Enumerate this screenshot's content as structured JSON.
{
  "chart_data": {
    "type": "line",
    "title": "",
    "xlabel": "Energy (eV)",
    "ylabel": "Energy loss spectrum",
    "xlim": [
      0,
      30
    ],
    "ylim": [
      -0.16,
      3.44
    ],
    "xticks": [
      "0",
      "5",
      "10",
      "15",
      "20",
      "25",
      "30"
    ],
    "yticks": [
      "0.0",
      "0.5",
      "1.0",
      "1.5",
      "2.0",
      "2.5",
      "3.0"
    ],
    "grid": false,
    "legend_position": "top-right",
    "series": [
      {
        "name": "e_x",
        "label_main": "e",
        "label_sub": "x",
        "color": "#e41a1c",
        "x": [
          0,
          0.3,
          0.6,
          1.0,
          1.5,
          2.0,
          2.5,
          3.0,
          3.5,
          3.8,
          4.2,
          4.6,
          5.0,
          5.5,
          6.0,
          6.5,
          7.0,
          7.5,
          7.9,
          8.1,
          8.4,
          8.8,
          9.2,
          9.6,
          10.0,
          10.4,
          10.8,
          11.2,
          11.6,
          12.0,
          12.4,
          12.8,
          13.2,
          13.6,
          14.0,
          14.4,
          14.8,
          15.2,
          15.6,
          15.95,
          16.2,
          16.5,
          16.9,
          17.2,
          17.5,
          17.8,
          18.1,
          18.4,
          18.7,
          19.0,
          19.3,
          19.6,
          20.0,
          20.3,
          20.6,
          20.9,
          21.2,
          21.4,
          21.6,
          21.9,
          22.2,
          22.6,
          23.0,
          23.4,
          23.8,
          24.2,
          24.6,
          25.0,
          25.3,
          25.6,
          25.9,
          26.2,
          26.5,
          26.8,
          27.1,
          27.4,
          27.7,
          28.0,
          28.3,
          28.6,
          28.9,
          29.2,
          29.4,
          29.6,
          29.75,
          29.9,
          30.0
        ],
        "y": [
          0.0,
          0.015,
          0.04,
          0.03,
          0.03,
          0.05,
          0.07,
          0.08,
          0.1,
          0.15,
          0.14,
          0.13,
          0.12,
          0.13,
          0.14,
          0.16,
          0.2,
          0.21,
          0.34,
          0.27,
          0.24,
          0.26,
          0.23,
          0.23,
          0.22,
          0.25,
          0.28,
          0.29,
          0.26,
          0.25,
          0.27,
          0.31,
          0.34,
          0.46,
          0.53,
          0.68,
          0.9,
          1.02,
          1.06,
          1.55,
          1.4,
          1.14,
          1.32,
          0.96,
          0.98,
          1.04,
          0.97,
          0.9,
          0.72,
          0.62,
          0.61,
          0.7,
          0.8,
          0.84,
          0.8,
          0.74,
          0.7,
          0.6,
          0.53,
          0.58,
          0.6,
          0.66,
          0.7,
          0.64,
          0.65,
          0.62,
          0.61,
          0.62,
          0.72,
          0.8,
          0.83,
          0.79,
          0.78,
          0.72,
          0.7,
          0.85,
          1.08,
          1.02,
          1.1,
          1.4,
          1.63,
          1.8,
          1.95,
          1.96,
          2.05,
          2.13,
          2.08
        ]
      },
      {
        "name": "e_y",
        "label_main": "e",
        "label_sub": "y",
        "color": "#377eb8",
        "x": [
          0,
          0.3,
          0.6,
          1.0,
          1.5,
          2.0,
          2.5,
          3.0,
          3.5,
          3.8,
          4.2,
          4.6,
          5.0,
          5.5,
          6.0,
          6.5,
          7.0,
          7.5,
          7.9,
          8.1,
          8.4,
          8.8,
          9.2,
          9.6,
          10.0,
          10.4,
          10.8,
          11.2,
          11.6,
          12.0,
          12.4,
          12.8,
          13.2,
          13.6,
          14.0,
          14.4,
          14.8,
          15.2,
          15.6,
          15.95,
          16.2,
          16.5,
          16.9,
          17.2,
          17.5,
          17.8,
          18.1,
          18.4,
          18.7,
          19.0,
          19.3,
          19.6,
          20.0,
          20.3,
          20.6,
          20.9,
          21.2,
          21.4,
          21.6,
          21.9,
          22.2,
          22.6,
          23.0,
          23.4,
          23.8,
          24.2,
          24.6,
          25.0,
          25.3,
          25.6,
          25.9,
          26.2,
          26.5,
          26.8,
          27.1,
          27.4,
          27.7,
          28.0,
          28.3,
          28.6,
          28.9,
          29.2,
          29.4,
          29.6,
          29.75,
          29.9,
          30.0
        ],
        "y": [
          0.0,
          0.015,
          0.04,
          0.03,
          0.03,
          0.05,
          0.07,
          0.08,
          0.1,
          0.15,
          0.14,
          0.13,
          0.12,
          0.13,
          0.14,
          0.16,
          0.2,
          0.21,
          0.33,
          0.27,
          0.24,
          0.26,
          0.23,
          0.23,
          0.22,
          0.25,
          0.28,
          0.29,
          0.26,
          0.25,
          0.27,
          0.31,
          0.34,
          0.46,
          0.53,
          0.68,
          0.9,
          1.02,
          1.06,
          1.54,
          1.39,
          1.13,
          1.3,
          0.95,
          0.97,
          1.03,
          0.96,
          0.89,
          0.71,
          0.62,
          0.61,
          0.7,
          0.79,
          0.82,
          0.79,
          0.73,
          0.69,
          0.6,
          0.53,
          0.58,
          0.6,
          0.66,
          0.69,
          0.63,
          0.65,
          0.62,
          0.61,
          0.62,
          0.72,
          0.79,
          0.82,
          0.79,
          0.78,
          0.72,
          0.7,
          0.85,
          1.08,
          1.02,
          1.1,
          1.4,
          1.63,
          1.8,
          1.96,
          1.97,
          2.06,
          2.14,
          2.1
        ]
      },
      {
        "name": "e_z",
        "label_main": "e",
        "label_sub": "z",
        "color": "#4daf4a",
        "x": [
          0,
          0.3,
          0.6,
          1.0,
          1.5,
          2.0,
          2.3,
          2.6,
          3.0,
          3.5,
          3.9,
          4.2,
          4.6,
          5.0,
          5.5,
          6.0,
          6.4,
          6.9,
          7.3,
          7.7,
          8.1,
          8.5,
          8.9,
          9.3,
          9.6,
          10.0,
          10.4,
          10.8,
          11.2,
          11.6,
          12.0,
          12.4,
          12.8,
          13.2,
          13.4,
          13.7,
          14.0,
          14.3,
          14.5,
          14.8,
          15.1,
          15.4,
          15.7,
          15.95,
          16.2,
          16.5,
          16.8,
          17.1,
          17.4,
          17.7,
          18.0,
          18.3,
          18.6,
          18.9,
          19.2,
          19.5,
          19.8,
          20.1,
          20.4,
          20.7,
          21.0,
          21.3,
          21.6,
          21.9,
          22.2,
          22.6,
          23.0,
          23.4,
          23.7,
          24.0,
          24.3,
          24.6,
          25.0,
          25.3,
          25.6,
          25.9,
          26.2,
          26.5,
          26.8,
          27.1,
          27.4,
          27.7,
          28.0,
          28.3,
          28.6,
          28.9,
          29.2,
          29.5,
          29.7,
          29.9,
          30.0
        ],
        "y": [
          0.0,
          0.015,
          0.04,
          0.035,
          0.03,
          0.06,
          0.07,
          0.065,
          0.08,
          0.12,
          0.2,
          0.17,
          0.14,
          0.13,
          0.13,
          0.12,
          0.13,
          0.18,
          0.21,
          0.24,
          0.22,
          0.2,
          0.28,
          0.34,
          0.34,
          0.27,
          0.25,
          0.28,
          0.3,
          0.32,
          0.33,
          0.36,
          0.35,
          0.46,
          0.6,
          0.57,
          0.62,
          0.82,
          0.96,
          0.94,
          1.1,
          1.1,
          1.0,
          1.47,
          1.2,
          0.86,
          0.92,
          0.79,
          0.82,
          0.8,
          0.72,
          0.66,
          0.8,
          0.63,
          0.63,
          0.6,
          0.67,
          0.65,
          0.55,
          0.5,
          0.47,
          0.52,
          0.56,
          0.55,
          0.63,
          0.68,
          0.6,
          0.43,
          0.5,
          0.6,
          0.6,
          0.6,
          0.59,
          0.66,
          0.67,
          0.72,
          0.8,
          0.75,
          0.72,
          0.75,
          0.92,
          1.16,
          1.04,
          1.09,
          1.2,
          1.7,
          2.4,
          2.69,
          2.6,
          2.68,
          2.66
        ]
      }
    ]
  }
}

| GOAL |
Within the listing above, work out how many lines contain the string "Energy", and reply with that number only.

| RESPONSE FOR THIS EXERCISE |
2